_DATA FOR THIS EXERCISE_
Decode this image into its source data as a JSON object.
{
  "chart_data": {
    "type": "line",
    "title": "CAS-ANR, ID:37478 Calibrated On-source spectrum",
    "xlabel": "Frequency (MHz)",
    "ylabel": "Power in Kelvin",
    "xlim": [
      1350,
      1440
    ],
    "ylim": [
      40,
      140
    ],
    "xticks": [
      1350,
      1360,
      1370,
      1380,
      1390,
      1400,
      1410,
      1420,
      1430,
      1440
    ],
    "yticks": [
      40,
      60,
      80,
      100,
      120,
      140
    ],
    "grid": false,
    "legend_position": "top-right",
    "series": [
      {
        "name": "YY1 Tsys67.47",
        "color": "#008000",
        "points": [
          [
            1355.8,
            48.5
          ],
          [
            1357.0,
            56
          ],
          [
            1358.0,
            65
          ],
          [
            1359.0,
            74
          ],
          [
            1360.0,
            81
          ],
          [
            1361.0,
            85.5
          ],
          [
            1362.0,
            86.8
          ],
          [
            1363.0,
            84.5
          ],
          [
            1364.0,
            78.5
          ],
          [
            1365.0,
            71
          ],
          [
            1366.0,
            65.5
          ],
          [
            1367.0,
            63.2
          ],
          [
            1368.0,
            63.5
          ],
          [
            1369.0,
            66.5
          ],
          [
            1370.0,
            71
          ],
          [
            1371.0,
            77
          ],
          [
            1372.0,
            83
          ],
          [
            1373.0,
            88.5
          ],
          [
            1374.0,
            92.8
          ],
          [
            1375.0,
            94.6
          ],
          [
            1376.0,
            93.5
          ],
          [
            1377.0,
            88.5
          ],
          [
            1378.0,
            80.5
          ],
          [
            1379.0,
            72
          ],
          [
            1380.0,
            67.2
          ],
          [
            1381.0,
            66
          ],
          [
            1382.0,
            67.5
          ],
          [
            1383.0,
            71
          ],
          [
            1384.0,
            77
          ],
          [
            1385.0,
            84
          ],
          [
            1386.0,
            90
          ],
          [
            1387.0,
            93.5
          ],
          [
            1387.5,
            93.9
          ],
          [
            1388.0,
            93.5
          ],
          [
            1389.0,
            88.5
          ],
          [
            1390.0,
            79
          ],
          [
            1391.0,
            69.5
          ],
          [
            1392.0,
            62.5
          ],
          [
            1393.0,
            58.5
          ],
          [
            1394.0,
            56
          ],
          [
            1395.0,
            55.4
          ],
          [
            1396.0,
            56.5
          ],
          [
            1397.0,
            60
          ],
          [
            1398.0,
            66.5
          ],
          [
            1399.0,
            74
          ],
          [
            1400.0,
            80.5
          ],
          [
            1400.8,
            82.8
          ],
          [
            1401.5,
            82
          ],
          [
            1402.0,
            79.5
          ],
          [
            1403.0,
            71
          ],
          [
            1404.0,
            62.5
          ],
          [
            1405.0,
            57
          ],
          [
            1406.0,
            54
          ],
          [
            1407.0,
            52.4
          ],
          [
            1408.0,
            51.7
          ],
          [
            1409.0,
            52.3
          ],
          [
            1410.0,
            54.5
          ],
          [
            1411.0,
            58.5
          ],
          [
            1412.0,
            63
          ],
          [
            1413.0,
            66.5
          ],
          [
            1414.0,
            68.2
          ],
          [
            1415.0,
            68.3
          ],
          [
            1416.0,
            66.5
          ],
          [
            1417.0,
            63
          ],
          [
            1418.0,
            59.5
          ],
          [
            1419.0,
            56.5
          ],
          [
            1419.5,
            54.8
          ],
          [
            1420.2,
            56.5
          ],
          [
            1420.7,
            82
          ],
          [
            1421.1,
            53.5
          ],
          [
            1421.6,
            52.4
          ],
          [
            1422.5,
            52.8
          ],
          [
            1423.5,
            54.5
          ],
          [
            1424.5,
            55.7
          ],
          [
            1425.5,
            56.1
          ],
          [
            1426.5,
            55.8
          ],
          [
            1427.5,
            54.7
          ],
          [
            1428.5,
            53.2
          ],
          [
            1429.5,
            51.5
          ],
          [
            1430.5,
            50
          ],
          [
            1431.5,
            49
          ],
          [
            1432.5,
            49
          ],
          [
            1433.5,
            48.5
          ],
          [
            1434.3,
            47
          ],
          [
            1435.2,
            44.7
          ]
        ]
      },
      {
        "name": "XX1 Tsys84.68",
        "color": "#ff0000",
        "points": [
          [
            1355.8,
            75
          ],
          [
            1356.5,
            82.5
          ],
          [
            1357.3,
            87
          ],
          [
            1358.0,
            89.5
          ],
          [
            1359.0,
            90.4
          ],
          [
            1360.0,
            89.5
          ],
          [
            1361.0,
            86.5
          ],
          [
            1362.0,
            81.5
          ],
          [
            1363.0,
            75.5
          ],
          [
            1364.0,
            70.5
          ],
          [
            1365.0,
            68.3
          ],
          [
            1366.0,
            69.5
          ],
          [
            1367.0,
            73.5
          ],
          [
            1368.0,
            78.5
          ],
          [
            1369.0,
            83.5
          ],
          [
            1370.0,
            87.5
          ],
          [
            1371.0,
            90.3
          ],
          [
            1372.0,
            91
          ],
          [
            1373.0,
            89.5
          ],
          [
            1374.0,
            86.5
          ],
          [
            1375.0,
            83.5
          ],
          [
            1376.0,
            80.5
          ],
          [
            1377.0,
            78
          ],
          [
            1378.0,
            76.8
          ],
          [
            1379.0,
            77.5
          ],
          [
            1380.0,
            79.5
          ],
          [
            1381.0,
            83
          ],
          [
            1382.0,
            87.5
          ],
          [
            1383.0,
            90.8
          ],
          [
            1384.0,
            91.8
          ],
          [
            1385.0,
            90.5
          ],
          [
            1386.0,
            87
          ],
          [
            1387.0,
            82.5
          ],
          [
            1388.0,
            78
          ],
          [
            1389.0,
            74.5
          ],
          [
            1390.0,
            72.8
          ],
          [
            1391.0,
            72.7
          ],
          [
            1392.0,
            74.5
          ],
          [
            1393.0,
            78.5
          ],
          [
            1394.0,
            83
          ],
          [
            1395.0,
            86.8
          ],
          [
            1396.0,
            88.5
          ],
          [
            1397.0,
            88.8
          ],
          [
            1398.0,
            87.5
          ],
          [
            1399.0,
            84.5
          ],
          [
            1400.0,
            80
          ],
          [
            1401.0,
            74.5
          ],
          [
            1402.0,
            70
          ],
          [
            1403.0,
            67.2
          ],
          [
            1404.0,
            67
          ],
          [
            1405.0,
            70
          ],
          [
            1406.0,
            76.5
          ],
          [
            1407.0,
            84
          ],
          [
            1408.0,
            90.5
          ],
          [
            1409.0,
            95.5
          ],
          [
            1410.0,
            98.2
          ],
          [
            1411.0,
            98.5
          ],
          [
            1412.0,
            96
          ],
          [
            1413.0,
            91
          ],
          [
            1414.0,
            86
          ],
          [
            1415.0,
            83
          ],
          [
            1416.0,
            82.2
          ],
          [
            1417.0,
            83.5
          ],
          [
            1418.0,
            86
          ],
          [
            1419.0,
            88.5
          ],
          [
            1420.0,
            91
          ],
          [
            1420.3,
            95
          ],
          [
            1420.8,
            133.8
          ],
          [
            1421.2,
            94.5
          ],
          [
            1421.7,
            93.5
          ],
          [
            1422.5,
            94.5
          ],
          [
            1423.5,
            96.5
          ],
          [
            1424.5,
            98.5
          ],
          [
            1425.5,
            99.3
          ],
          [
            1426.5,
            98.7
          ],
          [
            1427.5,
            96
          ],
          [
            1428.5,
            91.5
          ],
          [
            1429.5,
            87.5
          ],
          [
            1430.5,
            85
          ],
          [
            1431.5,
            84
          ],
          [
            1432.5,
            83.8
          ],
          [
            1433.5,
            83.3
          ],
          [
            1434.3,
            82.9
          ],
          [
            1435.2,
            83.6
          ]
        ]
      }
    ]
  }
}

_OBJECTIVE_
State how many lines of the listing above include the word "source". Give nothing but the number.

_REPLY_
2